━━━ DATA RECORDS

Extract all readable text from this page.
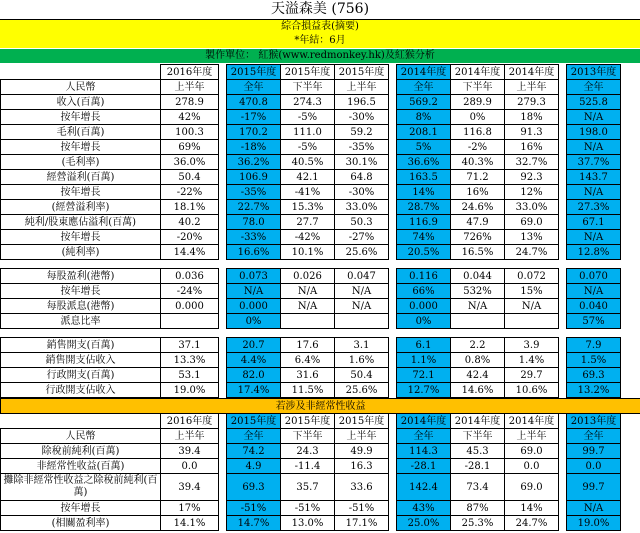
天溢森美 (756)
綜合損益表(摘要)
*年結：6月
製作單位： 紅猴(www.redmonkey.hk)及紅猴分析
	2016年度		2015年度	2015年度	2015年度		2014年度	2014年度	2014年度		2013年度	
人民幣	上半年		全年	下半年	上半年		全年	下半年	上半年		全年	
收入(百萬)	278.9		470.8	274.3	196.5		569.2	289.9	279.3		525.8	
按年增長	42%		-17%	-5%	-30%		8%	0%	18%		N/A	
毛利(百萬)	100.3		170.2	111.0	59.2		208.1	116.8	91.3		198.0	
按年增長	69%		-18%	-5%	-35%		5%	-2%	16%		N/A	
(毛利率)	36.0%		36.2%	40.5%	30.1%		36.6%	40.3%	32.7%		37.7%	
經營溢利(百萬)	50.4		106.9	42.1	64.8		163.5	71.2	92.3		143.7	
按年增長	-22%		-35%	-41%	-30%		14%	16%	12%		N/A	
(經營溢利率)	18.1%		22.7%	15.3%	33.0%		28.7%	24.6%	33.0%		27.3%	
純利/股東應佔溢利(百萬)	40.2		78.0	27.7	50.3		116.9	47.9	69.0		67.1	
按年增長	-20%		-33%	-42%	-27%		74%	726%	13%		N/A	
(純利率)	14.4%		16.6%	10.1%	25.6%		20.5%	16.5%	24.7%		12.8%	

每股盈利(港幣)	0.036		0.073	0.026	0.047		0.116	0.044	0.072		0.070	
按年增長	-24%		N/A	N/A	N/A		66%	532%	15%		N/A	
每股派息(港幣)	0.000		0.000	N/A	N/A		0.000	N/A	N/A		0.040	
派息比率			0%				0%				57%	

銷售開支(百萬)	37.1		20.7	17.6	3.1		6.1	2.2	3.9		7.9	
銷售開支佔收入	13.3%		4.4%	6.4%	1.6%		1.1%	0.8%	1.4%		1.5%	
行政開支(百萬)	53.1		82.0	31.6	50.4		72.1	42.4	29.7		69.3	
行政開支佔收入	19.0%		17.4%	11.5%	25.6%		12.7%	14.6%	10.6%		13.2%	
若涉及非經常性收益												
	2016年度		2015年度	2015年度	2015年度		2014年度	2014年度	2014年度		2013年度	
人民幣	上半年		全年	下半年	上半年		全年	下半年	上半年		全年	
除稅前純利(百萬)	39.4		74.2	24.3	49.9		114.3	45.3	69.0		99.7	
非經常性收益(百萬)	0.0		4.9	-11.4	16.3		-28.1	-28.1	0.0		0.0	
攤除非經常性收益之除稅前純利(百萬)	39.4		69.3	35.7	33.6		142.4	73.4	69.0		99.7	
按年增長	17%		-51%	-51%	-51%		43%	87%	14%		N/A	
(相關盈利率)	14.1%		14.7%	13.0%	17.1%		25.0%	25.3%	24.7%		19.0%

━━━━━━

§ **TASK BRIEF**
Every record is to be reproduced exactly, with no pictures included.

§ **FINISHED ANSWER**
Extract all readable text from this page.
天溢森美 (756)
綜合損益表(摘要)
*年結：6月
製作單位： 紅猴(www.redmonkey.hk)及紅猴分析
	2016年度		2015年度	2015年度	2015年度		2014年度	2014年度	2014年度		2013年度	
人民幣	上半年		全年	下半年	上半年		全年	下半年	上半年		全年	
收入(百萬)	278.9		470.8	274.3	196.5		569.2	289.9	279.3		525.8	
按年增長	42%		-17%	-5%	-30%		8%	0%	18%		N/A	
毛利(百萬)	100.3		170.2	111.0	59.2		208.1	116.8	91.3		198.0	
按年增長	69%		-18%	-5%	-35%		5%	-2%	16%		N/A	
(毛利率)	36.0%		36.2%	40.5%	30.1%		36.6%	40.3%	32.7%		37.7%	
經營溢利(百萬)	50.4		106.9	42.1	64.8		163.5	71.2	92.3		143.7	
按年增長	-22%		-35%	-41%	-30%		14%	16%	12%		N/A	
(經營溢利率)	18.1%		22.7%	15.3%	33.0%		28.7%	24.6%	33.0%		27.3%	
純利/股東應佔溢利(百萬)	40.2		78.0	27.7	50.3		116.9	47.9	69.0		67.1	
按年增長	-20%		-33%	-42%	-27%		74%	726%	13%		N/A	
(純利率)	14.4%		16.6%	10.1%	25.6%		20.5%	16.5%	24.7%		12.8%	

每股盈利(港幣)	0.036		0.073	0.026	0.047		0.116	0.044	0.072		0.070	
按年增長	-24%		N/A	N/A	N/A		66%	532%	15%		N/A	
每股派息(港幣)	0.000		0.000	N/A	N/A		0.000	N/A	N/A		0.040	
派息比率			0%				0%				57%	

銷售開支(百萬)	37.1		20.7	17.6	3.1		6.1	2.2	3.9		7.9	
銷售開支佔收入	13.3%		4.4%	6.4%	1.6%		1.1%	0.8%	1.4%		1.5%	
行政開支(百萬)	53.1		82.0	31.6	50.4		72.1	42.4	29.7		69.3	
行政開支佔收入	19.0%		17.4%	11.5%	25.6%		12.7%	14.6%	10.6%		13.2%	
若涉及非經常性收益												
	2016年度		2015年度	2015年度	2015年度		2014年度	2014年度	2014年度		2013年度	
人民幣	上半年		全年	下半年	上半年		全年	下半年	上半年		全年	
除稅前純利(百萬)	39.4		74.2	24.3	49.9		114.3	45.3	69.0		99.7	
非經常性收益(百萬)	0.0		4.9	-11.4	16.3		-28.1	-28.1	0.0		0.0	
攤除非經常性收益之除稅前純利(百萬)	39.4		69.3	35.7	33.6		142.4	73.4	69.0		99.7	
按年增長	17%		-51%	-51%	-51%		43%	87%	14%		N/A	
(相關盈利率)	14.1%		14.7%	13.0%	17.1%		25.0%	25.3%	24.7%		19.0%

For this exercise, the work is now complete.